==== Given data

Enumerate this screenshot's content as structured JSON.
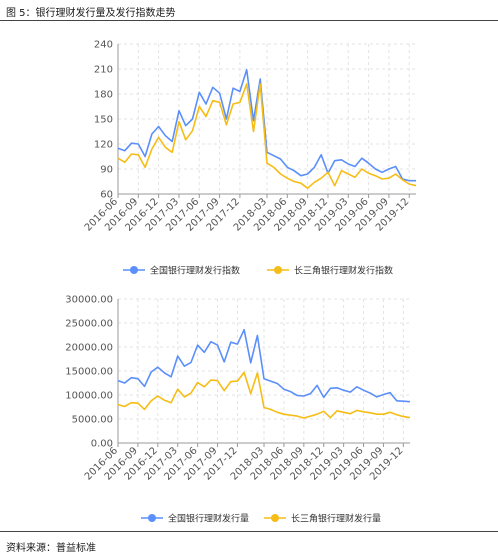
{
  "figure": {
    "title": "图 5：银行理财发行量及发行指数走势",
    "source": "资料来源：普益标准"
  },
  "chart_data": [
    {
      "type": "line",
      "x": [
        "2016-06",
        "2016-07",
        "2016-08",
        "2016-09",
        "2016-10",
        "2016-11",
        "2016-12",
        "2017-01",
        "2017-02",
        "2017-03",
        "2017-04",
        "2017-05",
        "2017-06",
        "2017-07",
        "2017-08",
        "2017-09",
        "2017-10",
        "2017-11",
        "2017-12",
        "2017-13",
        "2018-01",
        "2018-02",
        "2018-03",
        "2018-04",
        "2018-05",
        "2018-06",
        "2018-07",
        "2018-08",
        "2018-09",
        "2018-10",
        "2018-11",
        "2018-12",
        "2019-01",
        "2019-02",
        "2019-03",
        "2019-04",
        "2019-05",
        "2019-06",
        "2019-07",
        "2019-08",
        "2019-09",
        "2019-10",
        "2019-11",
        "2019-12",
        "2020-01"
      ],
      "xticks": [
        "2016-06",
        "2016-09",
        "2016-12",
        "2017-03",
        "2017-06",
        "2017-09",
        "2017-12",
        "2018-03",
        "2018-06",
        "2018-09",
        "2018-12",
        "2019-03",
        "2019-06",
        "2019-09",
        "2019-12"
      ],
      "series": [
        {
          "name": "全国银行理财发行指数",
          "color": "#5b8ff9",
          "values": [
            115,
            112,
            121,
            120,
            105,
            132,
            141,
            130,
            123,
            160,
            142,
            150,
            182,
            168,
            188,
            181,
            150,
            187,
            183,
            209,
            148,
            198,
            110,
            106,
            102,
            92,
            88,
            82,
            84,
            92,
            107,
            85,
            100,
            101,
            96,
            93,
            103,
            97,
            90,
            86,
            90,
            93,
            78,
            76,
            76
          ]
        },
        {
          "name": "长三角银行理财发行指数",
          "color": "#f6bd16",
          "values": [
            103,
            98,
            108,
            107,
            92,
            114,
            128,
            116,
            110,
            147,
            125,
            136,
            165,
            153,
            172,
            170,
            143,
            168,
            170,
            192,
            135,
            192,
            97,
            92,
            84,
            79,
            75,
            73,
            67,
            74,
            79,
            86,
            70,
            88,
            84,
            80,
            90,
            85,
            82,
            78,
            79,
            84,
            77,
            72,
            70
          ]
        }
      ],
      "ylim": [
        60,
        240
      ],
      "yticks": [
        60,
        90,
        120,
        150,
        180,
        210,
        240
      ],
      "legend": "bottom",
      "grid": true
    },
    {
      "type": "line",
      "x": [
        "2016-06",
        "2016-07",
        "2016-08",
        "2016-09",
        "2016-10",
        "2016-11",
        "2016-12",
        "2017-01",
        "2017-02",
        "2017-03",
        "2017-04",
        "2017-05",
        "2017-06",
        "2017-07",
        "2017-08",
        "2017-09",
        "2017-10",
        "2017-11",
        "2017-12",
        "2017-13",
        "2018-01",
        "2018-02",
        "2018-03",
        "2018-04",
        "2018-05",
        "2018-06",
        "2018-07",
        "2018-08",
        "2018-09",
        "2018-10",
        "2018-11",
        "2018-12",
        "2019-01",
        "2019-02",
        "2019-03",
        "2019-04",
        "2019-05",
        "2019-06",
        "2019-07",
        "2019-08",
        "2019-09",
        "2019-10",
        "2019-11",
        "2019-12",
        "2020-01"
      ],
      "xticks": [
        "2016-06",
        "2016-09",
        "2016-12",
        "2017-03",
        "2017-06",
        "2017-09",
        "2017-12",
        "2018-03",
        "2018-06",
        "2018-09",
        "2018-12",
        "2019-03",
        "2019-06",
        "2019-09",
        "2019-12"
      ],
      "series": [
        {
          "name": "全国银行理财发行量",
          "color": "#5b8ff9",
          "values": [
            13000,
            12500,
            13600,
            13400,
            11800,
            14800,
            15800,
            14600,
            13800,
            18100,
            16000,
            16800,
            20400,
            18900,
            21100,
            20400,
            16900,
            21000,
            20600,
            23600,
            16700,
            22400,
            13400,
            12900,
            12400,
            11200,
            10700,
            9900,
            9800,
            10300,
            12000,
            9500,
            11400,
            11500,
            11000,
            10600,
            11700,
            11000,
            10400,
            9600,
            10100,
            10500,
            8800,
            8700,
            8600
          ]
        },
        {
          "name": "长三角银行理财发行量",
          "color": "#f6bd16",
          "values": [
            8000,
            7600,
            8400,
            8300,
            7000,
            8800,
            9800,
            8900,
            8400,
            11200,
            9600,
            10400,
            12600,
            11700,
            13100,
            13000,
            10900,
            12800,
            12900,
            14700,
            10300,
            14600,
            7400,
            7000,
            6400,
            6000,
            5800,
            5600,
            5200,
            5600,
            6000,
            6600,
            5300,
            6700,
            6400,
            6100,
            6800,
            6500,
            6300,
            6000,
            6000,
            6400,
            5900,
            5500,
            5300
          ]
        }
      ],
      "ylim": [
        0,
        30000
      ],
      "yticks": [
        "0.00",
        "5000.00",
        "10000.00",
        "15000.00",
        "20000.00",
        "25000.00",
        "30000.00"
      ],
      "legend": "bottom",
      "grid": true
    }
  ]
}
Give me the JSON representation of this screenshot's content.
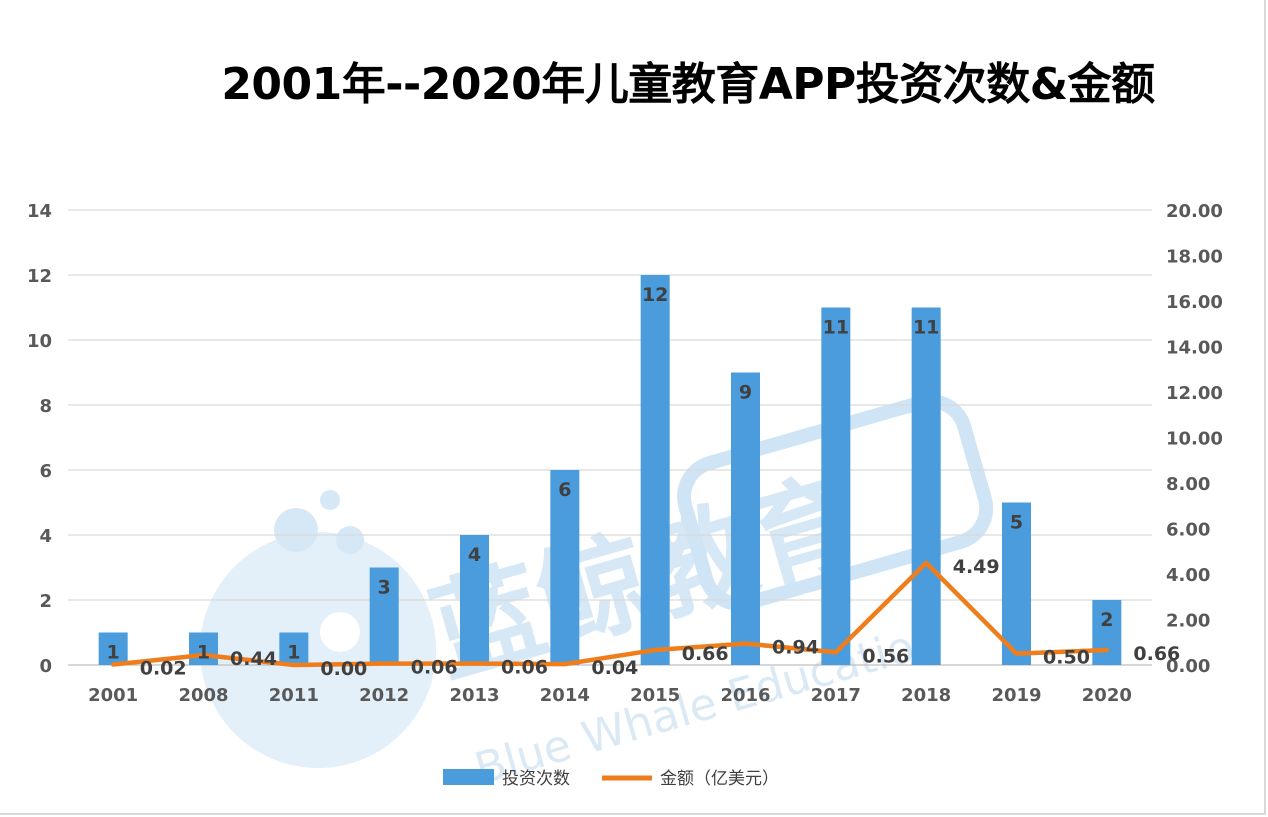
{
  "chart_data": {
    "type": "bar",
    "title": "2001年--2020年儿童教育APP投资次数&金额",
    "categories": [
      "2001",
      "2008",
      "2011",
      "2012",
      "2013",
      "2014",
      "2015",
      "2016",
      "2017",
      "2018",
      "2019",
      "2020"
    ],
    "series": [
      {
        "name": "投资次数",
        "type": "bar",
        "axis": "left",
        "color": "#4a9cdc",
        "values": [
          1,
          1,
          1,
          3,
          4,
          6,
          12,
          9,
          11,
          11,
          5,
          2
        ],
        "labels": [
          "1",
          "1",
          "1",
          "3",
          "4",
          "6",
          "12",
          "9",
          "11",
          "11",
          "5",
          "2"
        ]
      },
      {
        "name": "金额（亿美元）",
        "type": "line",
        "axis": "right",
        "color": "#f07d1c",
        "values": [
          0.02,
          0.44,
          0.0,
          0.06,
          0.06,
          0.04,
          0.66,
          0.94,
          0.56,
          4.49,
          0.5,
          0.66
        ],
        "labels": [
          "0.02",
          "0.44",
          "0.00",
          "0.06",
          "0.06",
          "0.04",
          "0.66",
          "0.94",
          "0.56",
          "4.49",
          "0.50",
          "0.66"
        ]
      }
    ],
    "y_left": {
      "min": 0,
      "max": 14,
      "ticks": [
        "0",
        "2",
        "4",
        "6",
        "8",
        "10",
        "12",
        "14"
      ]
    },
    "y_right": {
      "min": 0,
      "max": 20,
      "ticks": [
        "0.00",
        "2.00",
        "4.00",
        "6.00",
        "8.00",
        "10.00",
        "12.00",
        "14.00",
        "16.00",
        "18.00",
        "20.00"
      ]
    },
    "grid": true,
    "legend_position": "bottom"
  },
  "watermark": {
    "cn": "蓝鲸教育",
    "en": "Blue Whale Education",
    "color": "#cfe4f5"
  }
}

========

## [The problem]
Reproduce all the entries that precede this task, word for word, minus any pictures.

## [Full output]
Enumerate this screenshot's content as structured JSON.
{
  "figure": {
    "title": "图 5：银行理财发行量及发行指数走势",
    "source": "资料来源：普益标准"
  },
  "chart_data": [
    {
      "type": "line",
      "x": [
        "2016-06",
        "2016-07",
        "2016-08",
        "2016-09",
        "2016-10",
        "2016-11",
        "2016-12",
        "2017-01",
        "2017-02",
        "2017-03",
        "2017-04",
        "2017-05",
        "2017-06",
        "2017-07",
        "2017-08",
        "2017-09",
        "2017-10",
        "2017-11",
        "2017-12",
        "2017-13",
        "2018-01",
        "2018-02",
        "2018-03",
        "2018-04",
        "2018-05",
        "2018-06",
        "2018-07",
        "2018-08",
        "2018-09",
        "2018-10",
        "2018-11",
        "2018-12",
        "2019-01",
        "2019-02",
        "2019-03",
        "2019-04",
        "2019-05",
        "2019-06",
        "2019-07",
        "2019-08",
        "2019-09",
        "2019-10",
        "2019-11",
        "2019-12",
        "2020-01"
      ],
      "xticks": [
        "2016-06",
        "2016-09",
        "2016-12",
        "2017-03",
        "2017-06",
        "2017-09",
        "2017-12",
        "2018-03",
        "2018-06",
        "2018-09",
        "2018-12",
        "2019-03",
        "2019-06",
        "2019-09",
        "2019-12"
      ],
      "series": [
        {
          "name": "全国银行理财发行指数",
          "color": "#5b8ff9",
          "values": [
            115,
            112,
            121,
            120,
            105,
            132,
            141,
            130,
            123,
            160,
            142,
            150,
            182,
            168,
            188,
            181,
            150,
            187,
            183,
            209,
            148,
            198,
            110,
            106,
            102,
            92,
            88,
            82,
            84,
            92,
            107,
            85,
            100,
            101,
            96,
            93,
            103,
            97,
            90,
            86,
            90,
            93,
            78,
            76,
            76
          ]
        },
        {
          "name": "长三角银行理财发行指数",
          "color": "#f6bd16",
          "values": [
            103,
            98,
            108,
            107,
            92,
            114,
            128,
            116,
            110,
            147,
            125,
            136,
            165,
            153,
            172,
            170,
            143,
            168,
            170,
            192,
            135,
            192,
            97,
            92,
            84,
            79,
            75,
            73,
            67,
            74,
            79,
            86,
            70,
            88,
            84,
            80,
            90,
            85,
            82,
            78,
            79,
            84,
            77,
            72,
            70
          ]
        }
      ],
      "ylim": [
        60,
        240
      ],
      "yticks": [
        60,
        90,
        120,
        150,
        180,
        210,
        240
      ],
      "legend": "bottom",
      "grid": true
    },
    {
      "type": "line",
      "x": [
        "2016-06",
        "2016-07",
        "2016-08",
        "2016-09",
        "2016-10",
        "2016-11",
        "2016-12",
        "2017-01",
        "2017-02",
        "2017-03",
        "2017-04",
        "2017-05",
        "2017-06",
        "2017-07",
        "2017-08",
        "2017-09",
        "2017-10",
        "2017-11",
        "2017-12",
        "2017-13",
        "2018-01",
        "2018-02",
        "2018-03",
        "2018-04",
        "2018-05",
        "2018-06",
        "2018-07",
        "2018-08",
        "2018-09",
        "2018-10",
        "2018-11",
        "2018-12",
        "2019-01",
        "2019-02",
        "2019-03",
        "2019-04",
        "2019-05",
        "2019-06",
        "2019-07",
        "2019-08",
        "2019-09",
        "2019-10",
        "2019-11",
        "2019-12",
        "2020-01"
      ],
      "xticks": [
        "2016-06",
        "2016-09",
        "2016-12",
        "2017-03",
        "2017-06",
        "2017-09",
        "2017-12",
        "2018-03",
        "2018-06",
        "2018-09",
        "2018-12",
        "2019-03",
        "2019-06",
        "2019-09",
        "2019-12"
      ],
      "series": [
        {
          "name": "全国银行理财发行量",
          "color": "#5b8ff9",
          "values": [
            13000,
            12500,
            13600,
            13400,
            11800,
            14800,
            15800,
            14600,
            13800,
            18100,
            16000,
            16800,
            20400,
            18900,
            21100,
            20400,
            16900,
            21000,
            20600,
            23600,
            16700,
            22400,
            13400,
            12900,
            12400,
            11200,
            10700,
            9900,
            9800,
            10300,
            12000,
            9500,
            11400,
            11500,
            11000,
            10600,
            11700,
            11000,
            10400,
            9600,
            10100,
            10500,
            8800,
            8700,
            8600
          ]
        },
        {
          "name": "长三角银行理财发行量",
          "color": "#f6bd16",
          "values": [
            8000,
            7600,
            8400,
            8300,
            7000,
            8800,
            9800,
            8900,
            8400,
            11200,
            9600,
            10400,
            12600,
            11700,
            13100,
            13000,
            10900,
            12800,
            12900,
            14700,
            10300,
            14600,
            7400,
            7000,
            6400,
            6000,
            5800,
            5600,
            5200,
            5600,
            6000,
            6600,
            5300,
            6700,
            6400,
            6100,
            6800,
            6500,
            6300,
            6000,
            6000,
            6400,
            5900,
            5500,
            5300
          ]
        }
      ],
      "ylim": [
        0,
        30000
      ],
      "yticks": [
        "0.00",
        "5000.00",
        "10000.00",
        "15000.00",
        "20000.00",
        "25000.00",
        "30000.00"
      ],
      "legend": "bottom",
      "grid": true
    }
  ]
}
Give me the JSON representation of this screenshot's content.
{
  "chart_data": {
    "type": "bar",
    "title": "2001年--2020年儿童教育APP投资次数&金额",
    "categories": [
      "2001",
      "2008",
      "2011",
      "2012",
      "2013",
      "2014",
      "2015",
      "2016",
      "2017",
      "2018",
      "2019",
      "2020"
    ],
    "series": [
      {
        "name": "投资次数",
        "type": "bar",
        "axis": "left",
        "color": "#4a9cdc",
        "values": [
          1,
          1,
          1,
          3,
          4,
          6,
          12,
          9,
          11,
          11,
          5,
          2
        ],
        "labels": [
          "1",
          "1",
          "1",
          "3",
          "4",
          "6",
          "12",
          "9",
          "11",
          "11",
          "5",
          "2"
        ]
      },
      {
        "name": "金额（亿美元）",
        "type": "line",
        "axis": "right",
        "color": "#f07d1c",
        "values": [
          0.02,
          0.44,
          0.0,
          0.06,
          0.06,
          0.04,
          0.66,
          0.94,
          0.56,
          4.49,
          0.5,
          0.66
        ],
        "labels": [
          "0.02",
          "0.44",
          "0.00",
          "0.06",
          "0.06",
          "0.04",
          "0.66",
          "0.94",
          "0.56",
          "4.49",
          "0.50",
          "0.66"
        ]
      }
    ],
    "y_left": {
      "min": 0,
      "max": 14,
      "ticks": [
        "0",
        "2",
        "4",
        "6",
        "8",
        "10",
        "12",
        "14"
      ]
    },
    "y_right": {
      "min": 0,
      "max": 20,
      "ticks": [
        "0.00",
        "2.00",
        "4.00",
        "6.00",
        "8.00",
        "10.00",
        "12.00",
        "14.00",
        "16.00",
        "18.00",
        "20.00"
      ]
    },
    "grid": true,
    "legend_position": "bottom"
  },
  "watermark": {
    "cn": "蓝鲸教育",
    "en": "Blue Whale Education",
    "color": "#cfe4f5"
  }
}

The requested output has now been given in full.